BEGIN Supplied information

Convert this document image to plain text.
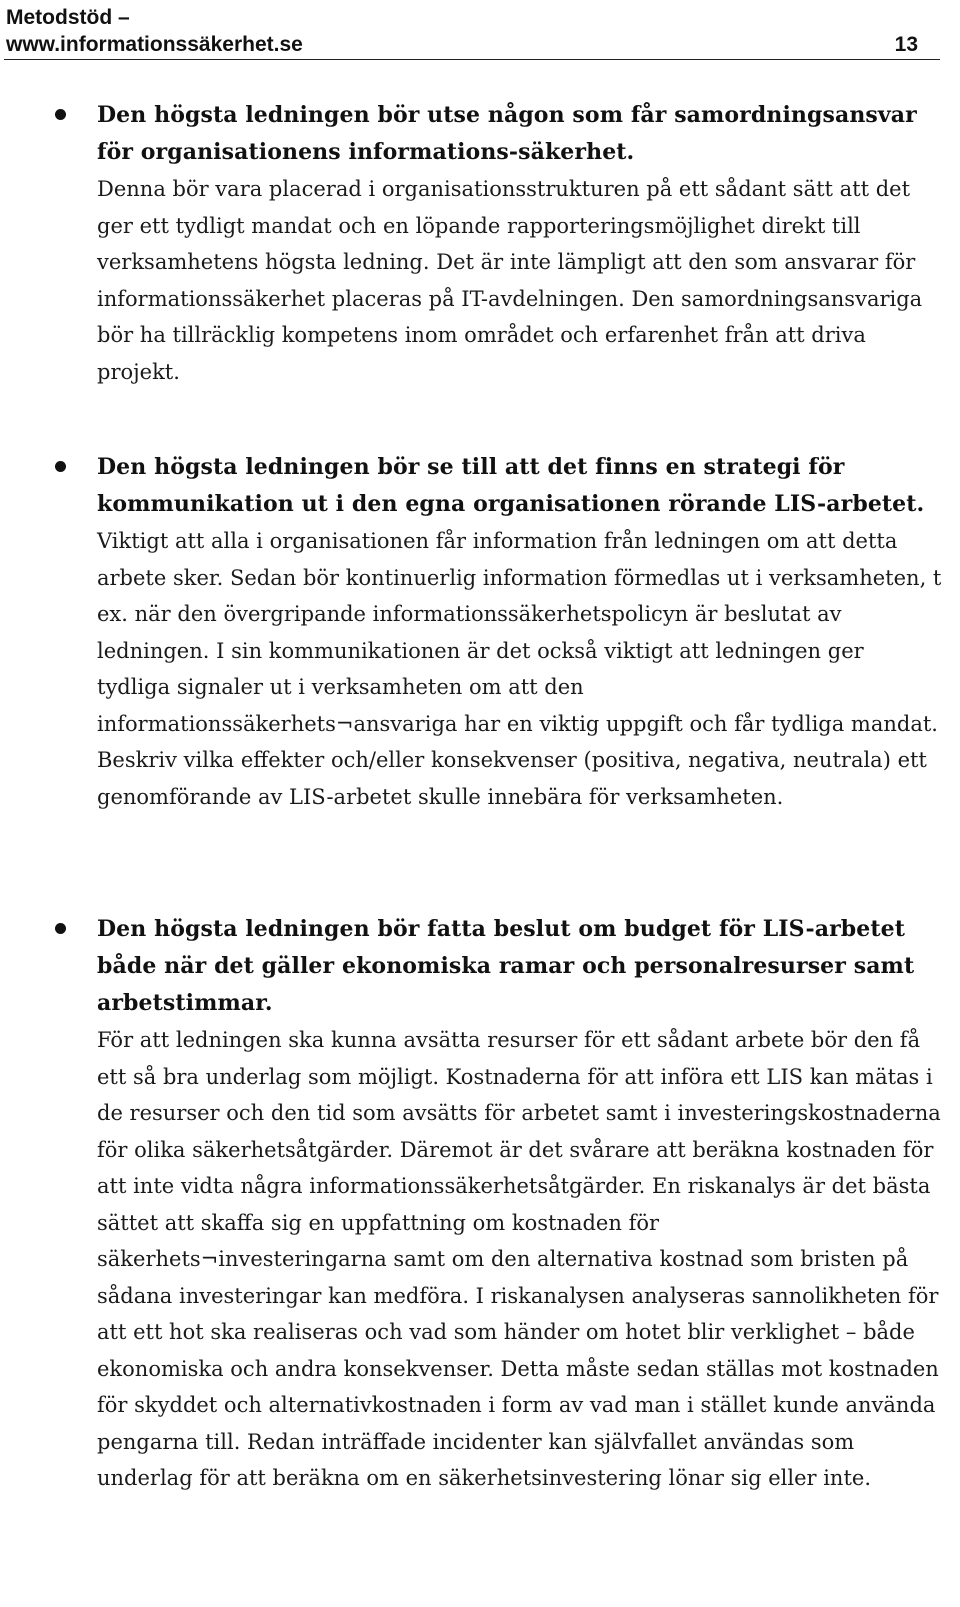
Metodstöd –
www.informationssäkerhet.se	13

Den högsta ledningen bör utse någon som får samordningsansvar för organisationens informations-säkerhet.

Denna bör vara placerad i organisationsstrukturen på ett sådant sätt att det ger ett tydligt mandat och en löpande rapporteringsmöjlighet direkt till verksamhetens högsta ledning. Det är inte lämpligt att den som ansvarar för informationssäkerhet placeras på IT-avdelningen. Den samordningsansvariga bör ha tillräcklig kompetens inom området och erfarenhet från att driva projekt.

Den högsta ledningen bör se till att det finns en strategi för kommunikation ut i den egna organisationen rörande LIS-arbetet.

Viktigt att alla i organisationen får information från ledningen om att detta arbete sker. Sedan bör kontinuerlig information förmedlas ut i verksamheten, t ex. när den övergripande informationssäkerhetspolicyn är beslutat av ledningen. I sin kommunikationen är det också viktigt att ledningen ger tydliga signaler ut i verksamheten om att den informationssäkerhets¬ansvariga har en viktig uppgift och får tydliga mandat. Beskriv vilka effekter och/eller konsekvenser (positiva, negativa, neutrala) ett genomförande av LIS-arbetet skulle innebära för verksamheten.

Den högsta ledningen bör fatta beslut om budget för LIS-arbetet både när det gäller ekonomiska ramar och personalresurser samt arbetstimmar.

För att ledningen ska kunna avsätta resurser för ett sådant arbete bör den få ett så bra underlag som möjligt. Kostnaderna för att införa ett LIS kan mätas i de resurser och den tid som avsätts för arbetet samt i investeringskostnaderna för olika säkerhetsåtgärder. Däremot är det svårare att beräkna kostnaden för att inte vidta några informationssäkerhetsåtgärder. En riskanalys är det bästa sättet att skaffa sig en uppfattning om kostnaden för säkerhets¬investeringarna samt om den alternativa kostnad som bristen på sådana investeringar kan medföra. I riskanalysen analyseras sannolikheten för att ett hot ska realiseras och vad som händer om hotet blir verklighet – både ekonomiska och andra konsekvenser. Detta måste sedan ställas mot kostnaden för skyddet och alternativkostnaden i form av vad man i stället kunde använda pengarna till. Redan inträffade incidenter kan självfallet användas som underlag för att beräkna om en säkerhetsinvestering lönar sig eller inte.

END Supplied information

Task to complete> Spot the lines above that mention "högsta" and copy them.

Exercise response>
Den högsta ledningen bör utse någon som får samordningsansvar för organisationens informations-säkerhet.
Denna bör vara placerad i organisationsstrukturen på ett sådant sätt att det ger ett tydligt mandat och en löpande rapporteringsmöjlighet direkt till verksamhetens högsta ledning. Det är inte lämpligt att den som ansvarar för informationssäkerhet placeras på IT-avdelningen. Den samordningsansvariga bör ha tillräcklig kompetens inom området och erfarenhet från att driva projekt.
Den högsta ledningen bör se till att det finns en strategi för kommunikation ut i den egna organisationen rörande LIS-arbetet.
Den högsta ledningen bör fatta beslut om budget för LIS-arbetet både när det gäller ekonomiska ramar och personalresurser samt arbetstimmar.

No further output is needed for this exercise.